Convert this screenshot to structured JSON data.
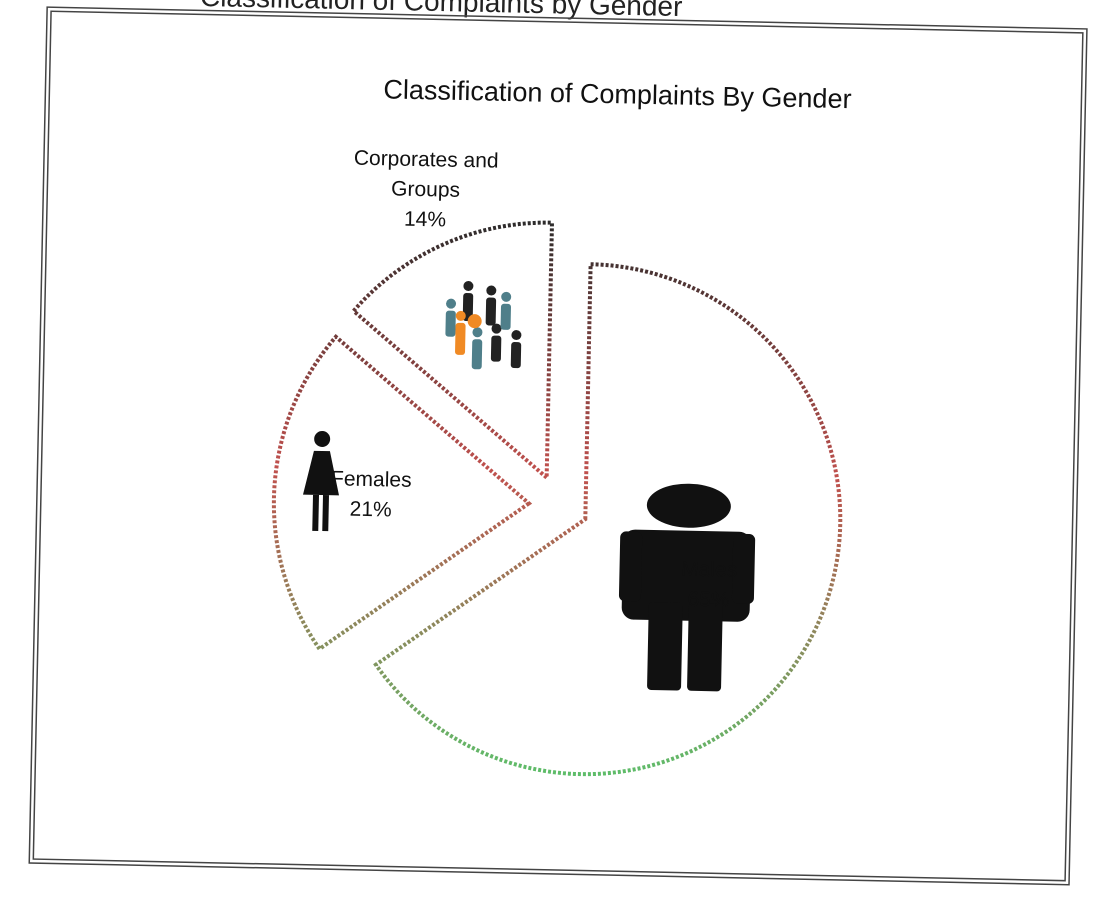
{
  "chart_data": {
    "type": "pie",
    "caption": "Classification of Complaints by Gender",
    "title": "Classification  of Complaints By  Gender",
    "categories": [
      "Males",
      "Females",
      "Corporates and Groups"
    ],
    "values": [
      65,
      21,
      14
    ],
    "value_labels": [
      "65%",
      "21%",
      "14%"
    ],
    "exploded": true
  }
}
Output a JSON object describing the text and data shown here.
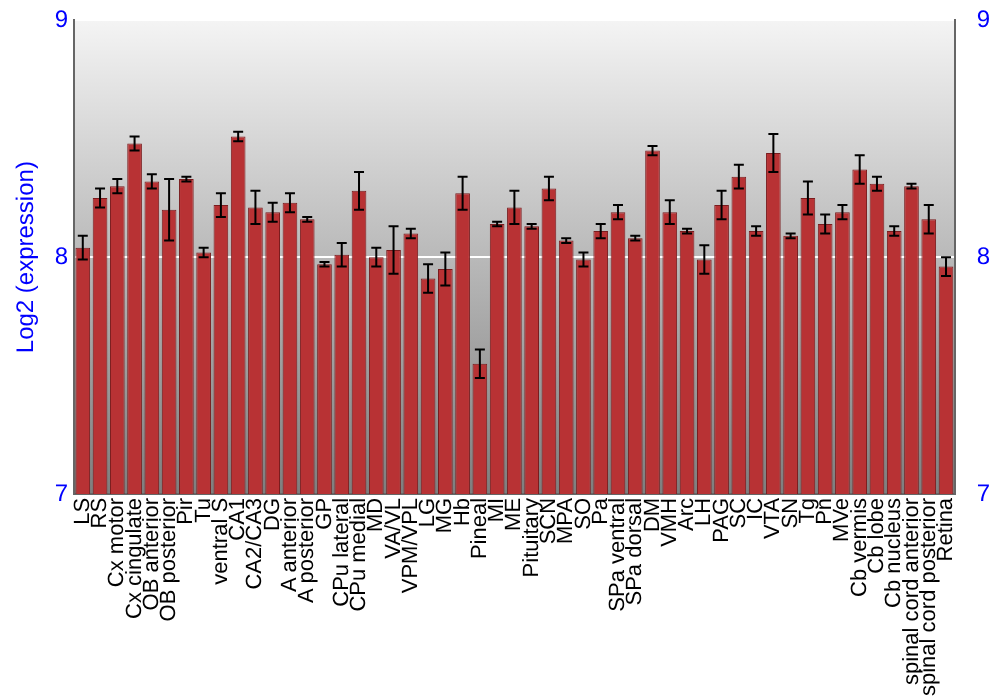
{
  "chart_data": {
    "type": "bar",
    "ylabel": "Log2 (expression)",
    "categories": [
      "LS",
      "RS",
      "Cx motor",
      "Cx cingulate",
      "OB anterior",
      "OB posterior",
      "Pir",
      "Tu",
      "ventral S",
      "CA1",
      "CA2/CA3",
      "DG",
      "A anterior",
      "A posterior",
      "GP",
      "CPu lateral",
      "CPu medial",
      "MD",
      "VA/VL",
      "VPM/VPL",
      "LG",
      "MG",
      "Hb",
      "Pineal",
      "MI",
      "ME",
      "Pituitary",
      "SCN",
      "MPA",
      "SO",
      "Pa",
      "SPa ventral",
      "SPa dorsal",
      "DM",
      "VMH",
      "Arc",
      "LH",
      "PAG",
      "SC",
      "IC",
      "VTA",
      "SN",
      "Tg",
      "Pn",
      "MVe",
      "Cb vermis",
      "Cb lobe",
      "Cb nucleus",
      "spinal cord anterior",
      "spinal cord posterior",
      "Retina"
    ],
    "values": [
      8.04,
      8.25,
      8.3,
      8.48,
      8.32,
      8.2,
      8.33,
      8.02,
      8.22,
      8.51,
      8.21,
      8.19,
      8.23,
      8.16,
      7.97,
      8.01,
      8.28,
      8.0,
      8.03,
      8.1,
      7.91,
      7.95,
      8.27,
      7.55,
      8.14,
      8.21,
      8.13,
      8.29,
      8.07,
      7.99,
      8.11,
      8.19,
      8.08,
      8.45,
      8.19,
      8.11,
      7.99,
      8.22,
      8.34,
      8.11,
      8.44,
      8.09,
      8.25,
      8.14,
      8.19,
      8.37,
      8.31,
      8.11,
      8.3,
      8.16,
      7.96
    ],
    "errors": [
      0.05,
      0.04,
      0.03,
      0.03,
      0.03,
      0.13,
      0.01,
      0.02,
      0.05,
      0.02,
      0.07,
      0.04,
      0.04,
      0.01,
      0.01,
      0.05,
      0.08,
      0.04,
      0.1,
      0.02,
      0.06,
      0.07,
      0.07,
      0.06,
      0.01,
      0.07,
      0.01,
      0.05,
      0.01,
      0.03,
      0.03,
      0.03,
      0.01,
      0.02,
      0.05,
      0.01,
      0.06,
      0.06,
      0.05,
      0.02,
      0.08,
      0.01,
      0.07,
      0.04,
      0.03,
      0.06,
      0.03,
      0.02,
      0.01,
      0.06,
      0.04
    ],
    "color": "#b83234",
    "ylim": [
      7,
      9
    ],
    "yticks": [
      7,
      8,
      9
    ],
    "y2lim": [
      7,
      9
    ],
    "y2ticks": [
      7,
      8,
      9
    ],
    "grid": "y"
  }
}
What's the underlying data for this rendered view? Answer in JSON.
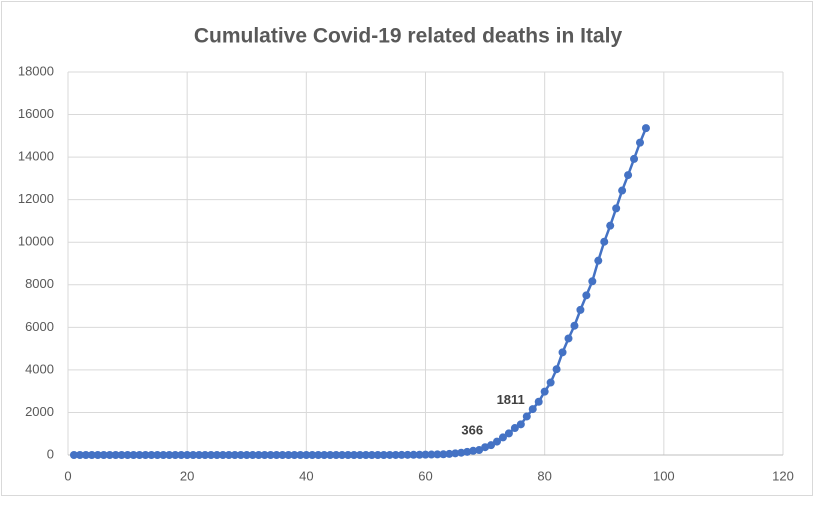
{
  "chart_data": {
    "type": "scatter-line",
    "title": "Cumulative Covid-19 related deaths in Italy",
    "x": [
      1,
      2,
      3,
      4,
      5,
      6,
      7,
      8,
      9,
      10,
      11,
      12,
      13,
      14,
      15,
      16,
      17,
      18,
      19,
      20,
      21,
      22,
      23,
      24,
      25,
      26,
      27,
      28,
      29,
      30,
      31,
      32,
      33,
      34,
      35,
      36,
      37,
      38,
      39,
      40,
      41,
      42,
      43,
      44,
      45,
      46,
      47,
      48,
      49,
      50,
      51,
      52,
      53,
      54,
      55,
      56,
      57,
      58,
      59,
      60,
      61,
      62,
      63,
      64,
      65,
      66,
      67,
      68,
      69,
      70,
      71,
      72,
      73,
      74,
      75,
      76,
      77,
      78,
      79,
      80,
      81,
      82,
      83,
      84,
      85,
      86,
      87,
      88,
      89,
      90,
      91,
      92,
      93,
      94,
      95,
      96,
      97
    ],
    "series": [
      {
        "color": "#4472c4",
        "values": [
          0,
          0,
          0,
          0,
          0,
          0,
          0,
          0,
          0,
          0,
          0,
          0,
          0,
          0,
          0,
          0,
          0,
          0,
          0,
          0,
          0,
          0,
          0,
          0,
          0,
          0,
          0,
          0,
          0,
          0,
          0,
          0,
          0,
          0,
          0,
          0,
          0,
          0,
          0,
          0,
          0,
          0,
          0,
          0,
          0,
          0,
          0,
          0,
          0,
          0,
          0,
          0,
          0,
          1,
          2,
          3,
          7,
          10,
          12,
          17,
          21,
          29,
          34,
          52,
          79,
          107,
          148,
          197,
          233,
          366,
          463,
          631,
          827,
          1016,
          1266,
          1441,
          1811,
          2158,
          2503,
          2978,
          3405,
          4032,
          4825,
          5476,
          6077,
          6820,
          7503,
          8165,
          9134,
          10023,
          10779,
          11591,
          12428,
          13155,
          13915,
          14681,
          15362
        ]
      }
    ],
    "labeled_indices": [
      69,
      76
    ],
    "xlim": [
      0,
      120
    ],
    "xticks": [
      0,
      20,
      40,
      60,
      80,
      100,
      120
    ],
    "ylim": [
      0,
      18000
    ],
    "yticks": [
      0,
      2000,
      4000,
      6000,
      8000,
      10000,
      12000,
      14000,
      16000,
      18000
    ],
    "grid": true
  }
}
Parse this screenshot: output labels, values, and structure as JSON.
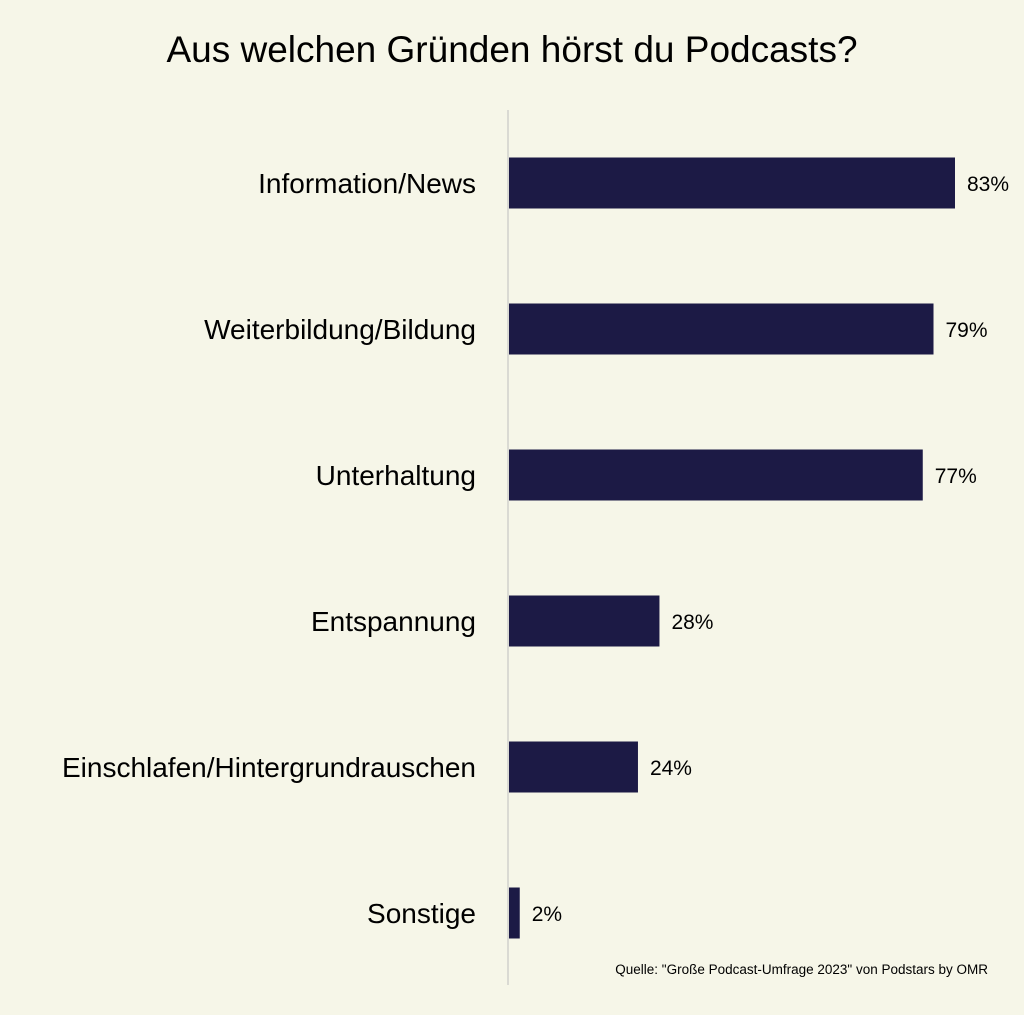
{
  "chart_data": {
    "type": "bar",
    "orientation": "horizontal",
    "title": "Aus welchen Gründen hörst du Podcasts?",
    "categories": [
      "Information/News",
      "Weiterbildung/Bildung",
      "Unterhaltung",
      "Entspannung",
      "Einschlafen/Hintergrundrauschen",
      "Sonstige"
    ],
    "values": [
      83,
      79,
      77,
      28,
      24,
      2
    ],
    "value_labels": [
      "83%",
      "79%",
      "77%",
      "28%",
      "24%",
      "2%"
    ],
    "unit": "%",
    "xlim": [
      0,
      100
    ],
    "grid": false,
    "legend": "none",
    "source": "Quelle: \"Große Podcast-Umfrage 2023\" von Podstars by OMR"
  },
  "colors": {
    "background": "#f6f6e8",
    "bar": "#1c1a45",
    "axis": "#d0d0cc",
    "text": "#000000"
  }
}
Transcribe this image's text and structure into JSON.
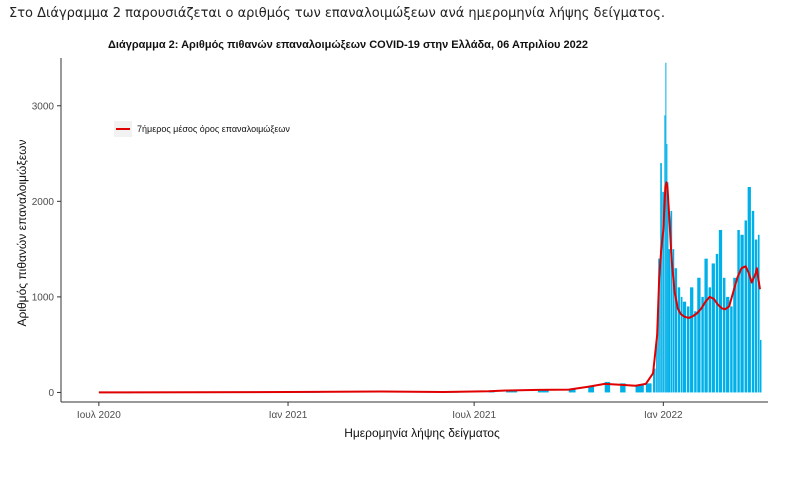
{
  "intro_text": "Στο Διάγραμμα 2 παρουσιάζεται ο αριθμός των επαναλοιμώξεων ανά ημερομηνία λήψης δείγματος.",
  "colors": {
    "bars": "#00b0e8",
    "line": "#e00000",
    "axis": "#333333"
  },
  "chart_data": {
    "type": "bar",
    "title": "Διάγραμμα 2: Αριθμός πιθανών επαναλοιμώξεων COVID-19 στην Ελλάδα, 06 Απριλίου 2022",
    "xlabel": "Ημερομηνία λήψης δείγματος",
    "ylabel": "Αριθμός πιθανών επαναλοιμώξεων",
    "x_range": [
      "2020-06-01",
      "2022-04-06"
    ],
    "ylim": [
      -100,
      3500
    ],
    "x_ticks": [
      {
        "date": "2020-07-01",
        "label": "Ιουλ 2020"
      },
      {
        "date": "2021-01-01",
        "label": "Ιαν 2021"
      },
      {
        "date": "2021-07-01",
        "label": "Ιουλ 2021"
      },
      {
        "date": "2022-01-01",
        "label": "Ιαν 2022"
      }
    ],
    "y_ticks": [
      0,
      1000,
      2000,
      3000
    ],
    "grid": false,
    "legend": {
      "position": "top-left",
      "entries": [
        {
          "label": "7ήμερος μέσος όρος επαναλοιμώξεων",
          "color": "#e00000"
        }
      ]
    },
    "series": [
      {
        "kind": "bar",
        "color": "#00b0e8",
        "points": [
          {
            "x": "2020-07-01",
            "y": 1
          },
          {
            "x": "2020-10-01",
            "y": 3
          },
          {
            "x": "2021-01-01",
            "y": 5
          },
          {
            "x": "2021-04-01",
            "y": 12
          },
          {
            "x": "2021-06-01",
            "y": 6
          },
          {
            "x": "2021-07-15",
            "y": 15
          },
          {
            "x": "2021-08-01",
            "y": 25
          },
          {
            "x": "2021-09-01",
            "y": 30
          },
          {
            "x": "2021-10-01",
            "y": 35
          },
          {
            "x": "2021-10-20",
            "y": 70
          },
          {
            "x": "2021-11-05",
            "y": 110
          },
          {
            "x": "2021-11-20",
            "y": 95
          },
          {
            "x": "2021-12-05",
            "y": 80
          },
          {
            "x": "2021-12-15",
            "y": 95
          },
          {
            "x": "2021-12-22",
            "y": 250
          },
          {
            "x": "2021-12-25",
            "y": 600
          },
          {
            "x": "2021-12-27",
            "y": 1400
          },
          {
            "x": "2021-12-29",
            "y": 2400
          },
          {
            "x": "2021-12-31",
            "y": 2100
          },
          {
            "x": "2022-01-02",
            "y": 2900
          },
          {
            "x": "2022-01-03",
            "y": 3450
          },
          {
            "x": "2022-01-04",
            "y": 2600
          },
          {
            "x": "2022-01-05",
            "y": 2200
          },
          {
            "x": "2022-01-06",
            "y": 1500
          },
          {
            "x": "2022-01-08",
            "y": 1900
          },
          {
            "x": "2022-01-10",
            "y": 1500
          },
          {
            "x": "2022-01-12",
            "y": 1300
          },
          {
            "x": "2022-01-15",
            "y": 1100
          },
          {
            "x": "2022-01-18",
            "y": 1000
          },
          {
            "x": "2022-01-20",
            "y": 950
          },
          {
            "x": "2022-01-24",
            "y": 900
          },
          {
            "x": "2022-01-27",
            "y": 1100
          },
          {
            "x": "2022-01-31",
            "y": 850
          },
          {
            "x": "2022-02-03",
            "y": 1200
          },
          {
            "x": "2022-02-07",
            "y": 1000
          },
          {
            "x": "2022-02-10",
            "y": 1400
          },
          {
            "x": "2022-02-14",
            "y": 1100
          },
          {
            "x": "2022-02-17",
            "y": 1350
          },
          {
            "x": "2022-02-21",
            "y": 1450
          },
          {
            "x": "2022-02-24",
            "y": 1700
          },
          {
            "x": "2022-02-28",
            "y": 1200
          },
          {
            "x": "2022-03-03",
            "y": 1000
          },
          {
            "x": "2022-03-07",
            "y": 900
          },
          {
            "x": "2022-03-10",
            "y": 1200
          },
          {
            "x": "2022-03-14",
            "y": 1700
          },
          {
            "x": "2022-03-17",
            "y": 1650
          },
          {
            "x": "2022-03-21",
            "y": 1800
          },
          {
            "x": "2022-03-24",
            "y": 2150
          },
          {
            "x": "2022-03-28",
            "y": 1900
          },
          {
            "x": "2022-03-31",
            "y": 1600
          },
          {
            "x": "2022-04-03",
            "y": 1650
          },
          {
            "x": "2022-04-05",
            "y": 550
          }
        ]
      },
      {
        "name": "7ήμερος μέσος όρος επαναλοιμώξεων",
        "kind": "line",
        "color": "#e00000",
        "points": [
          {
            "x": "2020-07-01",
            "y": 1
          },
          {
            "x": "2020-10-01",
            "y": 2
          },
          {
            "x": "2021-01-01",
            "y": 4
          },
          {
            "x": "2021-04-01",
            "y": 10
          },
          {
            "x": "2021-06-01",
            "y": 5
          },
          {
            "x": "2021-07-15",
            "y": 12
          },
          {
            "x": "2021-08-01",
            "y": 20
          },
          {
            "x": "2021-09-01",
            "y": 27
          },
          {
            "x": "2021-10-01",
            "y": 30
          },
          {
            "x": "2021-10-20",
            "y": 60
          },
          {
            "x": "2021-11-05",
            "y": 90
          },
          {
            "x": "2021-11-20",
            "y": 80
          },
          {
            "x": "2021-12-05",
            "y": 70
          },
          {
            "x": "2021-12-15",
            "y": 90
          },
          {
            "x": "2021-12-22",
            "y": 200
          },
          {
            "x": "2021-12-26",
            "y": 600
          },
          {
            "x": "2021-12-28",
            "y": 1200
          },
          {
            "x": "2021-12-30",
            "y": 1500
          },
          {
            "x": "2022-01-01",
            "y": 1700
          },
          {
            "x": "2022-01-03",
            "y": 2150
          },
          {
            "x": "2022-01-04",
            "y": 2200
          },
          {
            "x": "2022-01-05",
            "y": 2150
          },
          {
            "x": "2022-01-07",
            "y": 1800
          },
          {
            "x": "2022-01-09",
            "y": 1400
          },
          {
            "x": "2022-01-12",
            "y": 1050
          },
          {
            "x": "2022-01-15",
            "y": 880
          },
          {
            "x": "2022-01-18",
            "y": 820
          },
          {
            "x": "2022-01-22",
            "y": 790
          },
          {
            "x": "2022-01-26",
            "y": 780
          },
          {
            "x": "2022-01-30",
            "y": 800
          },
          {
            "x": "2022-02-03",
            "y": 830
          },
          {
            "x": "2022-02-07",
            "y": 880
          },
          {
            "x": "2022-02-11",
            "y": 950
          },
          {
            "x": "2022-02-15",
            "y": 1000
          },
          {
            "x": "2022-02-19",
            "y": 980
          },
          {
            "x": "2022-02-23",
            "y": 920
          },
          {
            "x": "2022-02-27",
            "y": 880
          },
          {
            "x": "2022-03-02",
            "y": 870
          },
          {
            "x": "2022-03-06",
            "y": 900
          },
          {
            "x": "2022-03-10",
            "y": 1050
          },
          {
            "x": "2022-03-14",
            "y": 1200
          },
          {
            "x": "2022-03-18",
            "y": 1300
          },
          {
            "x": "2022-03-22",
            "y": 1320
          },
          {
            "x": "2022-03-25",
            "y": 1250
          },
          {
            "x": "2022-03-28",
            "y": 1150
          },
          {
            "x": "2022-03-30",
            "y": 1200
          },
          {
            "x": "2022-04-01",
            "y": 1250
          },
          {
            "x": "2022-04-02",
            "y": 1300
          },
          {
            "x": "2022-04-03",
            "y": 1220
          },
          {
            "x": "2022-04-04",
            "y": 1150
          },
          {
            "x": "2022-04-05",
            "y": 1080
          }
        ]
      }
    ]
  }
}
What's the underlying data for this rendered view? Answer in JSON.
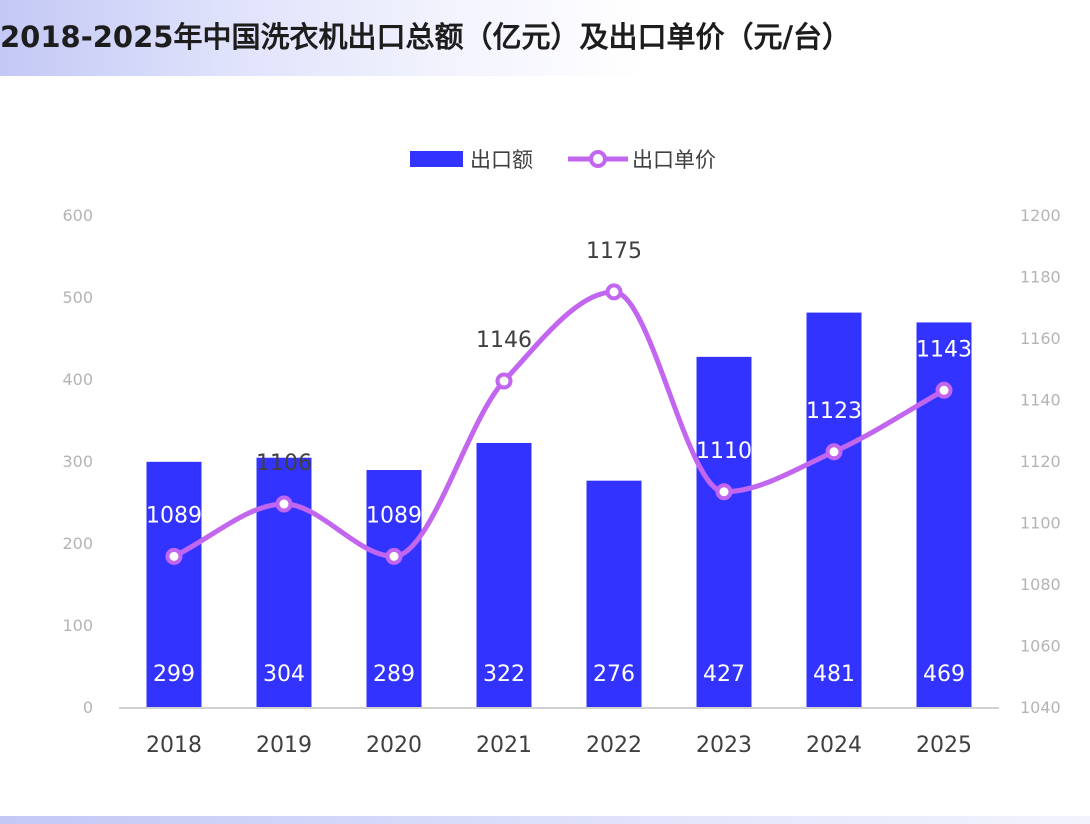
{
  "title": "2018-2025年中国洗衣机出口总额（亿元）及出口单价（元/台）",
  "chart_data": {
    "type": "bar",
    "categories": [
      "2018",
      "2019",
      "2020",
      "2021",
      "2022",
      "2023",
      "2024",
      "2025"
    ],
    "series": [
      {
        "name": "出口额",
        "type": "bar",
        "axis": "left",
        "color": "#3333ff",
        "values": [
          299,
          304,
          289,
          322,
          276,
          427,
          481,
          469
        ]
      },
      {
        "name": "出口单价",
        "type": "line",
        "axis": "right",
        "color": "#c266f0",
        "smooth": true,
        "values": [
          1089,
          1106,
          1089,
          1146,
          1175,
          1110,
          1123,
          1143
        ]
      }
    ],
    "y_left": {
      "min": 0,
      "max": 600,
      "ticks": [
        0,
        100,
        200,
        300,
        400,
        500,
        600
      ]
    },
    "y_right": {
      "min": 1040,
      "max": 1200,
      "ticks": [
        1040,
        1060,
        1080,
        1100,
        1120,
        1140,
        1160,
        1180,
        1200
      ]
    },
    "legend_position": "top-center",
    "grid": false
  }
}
————
**WHAT THE EXERCISE ASKS**.
Look through the entries above; copy every line holding the string "true".

**OUTPUT FOR THIS EXERCISE**.
    "exploded": true
    "grid": true
        "smooth": true,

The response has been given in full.